- _Task directions_
Copy the listing below in full and skip every picture.
— START Entries —
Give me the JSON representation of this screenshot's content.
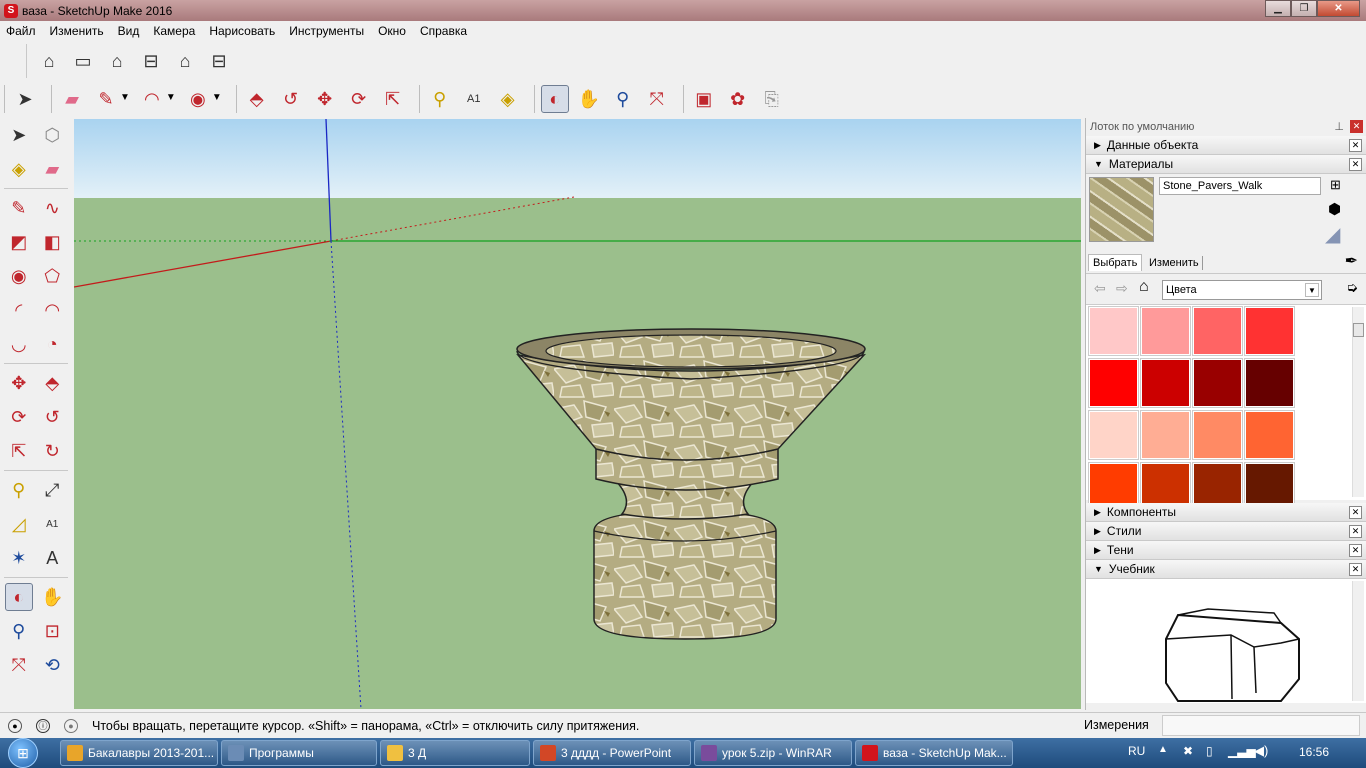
{
  "window": {
    "title": "ваза - SketchUp Make 2016",
    "minimize": "▁",
    "maximize": "❐",
    "close": "✕"
  },
  "menu": [
    "Файл",
    "Изменить",
    "Вид",
    "Камера",
    "Нарисовать",
    "Инструменты",
    "Окно",
    "Справка"
  ],
  "panel": {
    "tray_title": "Лоток по умолчанию",
    "entity_info": "Данные объекта",
    "materials": "Материалы",
    "material_name": "Stone_Pavers_Walk",
    "tab_select": "Выбрать",
    "tab_edit": "Изменить",
    "library": "Цвета",
    "components": "Компоненты",
    "styles": "Стили",
    "shadows": "Тени",
    "instructor": "Учебник",
    "swatch_colors": [
      "#ffc8c8",
      "#ff9a9a",
      "#ff6464",
      "#ff3232",
      "#ff0000",
      "#cc0000",
      "#990000",
      "#660000",
      "#ffd4c8",
      "#ffad94",
      "#ff8a64",
      "#ff6432",
      "#ff3c00",
      "#cc3000",
      "#992400",
      "#661800"
    ]
  },
  "status": {
    "hint": "Чтобы вращать, перетащите курсор. «Shift» = панорама, «Ctrl» = отключить силу притяжения.",
    "measurements_label": "Измерения",
    "measurements_value": ""
  },
  "taskbar": {
    "items": [
      {
        "label": "Бакалавры 2013-201...",
        "color": "#e8a52a"
      },
      {
        "label": "Программы",
        "color": "#6b8cb5"
      },
      {
        "label": "3 Д",
        "color": "#f0c040"
      },
      {
        "label": "3 дддд - PowerPoint",
        "color": "#d24726"
      },
      {
        "label": "урок 5.zip - WinRAR",
        "color": "#7a4c9c"
      },
      {
        "label": "ваза - SketchUp Mak...",
        "color": "#d2141c"
      }
    ],
    "lang": "RU",
    "clock": "16:56"
  },
  "colors": {
    "sky": "#b8dcf4",
    "ground": "#9bbf8c",
    "accent": "#3a6ea5"
  }
}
— END Entries —
- _Written reply_
Give me the JSON representation of this screenshot's content.
{
  "window": {
    "title": "ваза - SketchUp Make 2016",
    "minimize": "▁",
    "maximize": "❐",
    "close": "✕"
  },
  "menu": [
    "Файл",
    "Изменить",
    "Вид",
    "Камера",
    "Нарисовать",
    "Инструменты",
    "Окно",
    "Справка"
  ],
  "panel": {
    "tray_title": "Лоток по умолчанию",
    "entity_info": "Данные объекта",
    "materials": "Материалы",
    "material_name": "Stone_Pavers_Walk",
    "tab_select": "Выбрать",
    "tab_edit": "Изменить",
    "library": "Цвета",
    "components": "Компоненты",
    "styles": "Стили",
    "shadows": "Тени",
    "instructor": "Учебник",
    "swatch_colors": [
      "#ffc8c8",
      "#ff9a9a",
      "#ff6464",
      "#ff3232",
      "#ff0000",
      "#cc0000",
      "#990000",
      "#660000",
      "#ffd4c8",
      "#ffad94",
      "#ff8a64",
      "#ff6432",
      "#ff3c00",
      "#cc3000",
      "#992400",
      "#661800"
    ]
  },
  "status": {
    "hint": "Чтобы вращать, перетащите курсор. «Shift» = панорама, «Ctrl» = отключить силу притяжения.",
    "measurements_label": "Измерения",
    "measurements_value": ""
  },
  "taskbar": {
    "items": [
      {
        "label": "Бакалавры 2013-201...",
        "color": "#e8a52a"
      },
      {
        "label": "Программы",
        "color": "#6b8cb5"
      },
      {
        "label": "3 Д",
        "color": "#f0c040"
      },
      {
        "label": "3 дддд - PowerPoint",
        "color": "#d24726"
      },
      {
        "label": "урок 5.zip - WinRAR",
        "color": "#7a4c9c"
      },
      {
        "label": "ваза - SketchUp Mak...",
        "color": "#d2141c"
      }
    ],
    "lang": "RU",
    "clock": "16:56"
  },
  "colors": {
    "sky": "#b8dcf4",
    "ground": "#9bbf8c",
    "accent": "#3a6ea5"
  }
}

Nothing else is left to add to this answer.